#### [Task objective]
Search the material below for the word "name" and copy every line in which it occurs.

Figure dataset records

● ● ●

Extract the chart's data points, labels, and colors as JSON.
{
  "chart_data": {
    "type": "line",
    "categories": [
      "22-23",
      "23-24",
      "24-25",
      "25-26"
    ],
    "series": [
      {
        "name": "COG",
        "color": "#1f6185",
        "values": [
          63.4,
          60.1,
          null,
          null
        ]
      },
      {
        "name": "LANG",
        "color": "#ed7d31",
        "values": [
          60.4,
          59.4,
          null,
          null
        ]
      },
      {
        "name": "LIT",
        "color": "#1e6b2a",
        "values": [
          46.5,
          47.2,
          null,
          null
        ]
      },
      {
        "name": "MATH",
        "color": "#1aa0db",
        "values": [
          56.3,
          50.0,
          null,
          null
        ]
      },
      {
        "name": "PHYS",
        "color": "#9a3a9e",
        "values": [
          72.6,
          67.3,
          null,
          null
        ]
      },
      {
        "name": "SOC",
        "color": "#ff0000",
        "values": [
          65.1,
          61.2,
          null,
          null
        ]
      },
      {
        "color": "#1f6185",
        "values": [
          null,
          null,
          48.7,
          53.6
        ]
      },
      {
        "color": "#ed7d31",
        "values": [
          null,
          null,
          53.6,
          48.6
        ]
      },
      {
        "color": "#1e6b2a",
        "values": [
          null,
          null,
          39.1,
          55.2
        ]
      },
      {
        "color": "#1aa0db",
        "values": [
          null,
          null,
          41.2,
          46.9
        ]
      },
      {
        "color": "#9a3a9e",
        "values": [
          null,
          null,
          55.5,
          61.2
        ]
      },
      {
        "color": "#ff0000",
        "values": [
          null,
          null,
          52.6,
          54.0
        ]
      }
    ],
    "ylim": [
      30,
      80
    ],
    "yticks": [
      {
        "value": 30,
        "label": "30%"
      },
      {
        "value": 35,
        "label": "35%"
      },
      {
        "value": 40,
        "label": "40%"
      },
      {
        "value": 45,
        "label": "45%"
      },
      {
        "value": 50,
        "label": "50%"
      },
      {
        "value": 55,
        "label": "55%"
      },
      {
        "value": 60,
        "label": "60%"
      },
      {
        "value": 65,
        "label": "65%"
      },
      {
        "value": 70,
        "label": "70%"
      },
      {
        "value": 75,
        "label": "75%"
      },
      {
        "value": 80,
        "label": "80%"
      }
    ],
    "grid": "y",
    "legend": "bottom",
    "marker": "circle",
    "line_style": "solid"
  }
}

● ● ●

#### [Answer below]
        "name": "COG",
        "name": "LANG",
        "name": "LIT",
        "name": "MATH",
        "name": "PHYS",
        "name": "SOC",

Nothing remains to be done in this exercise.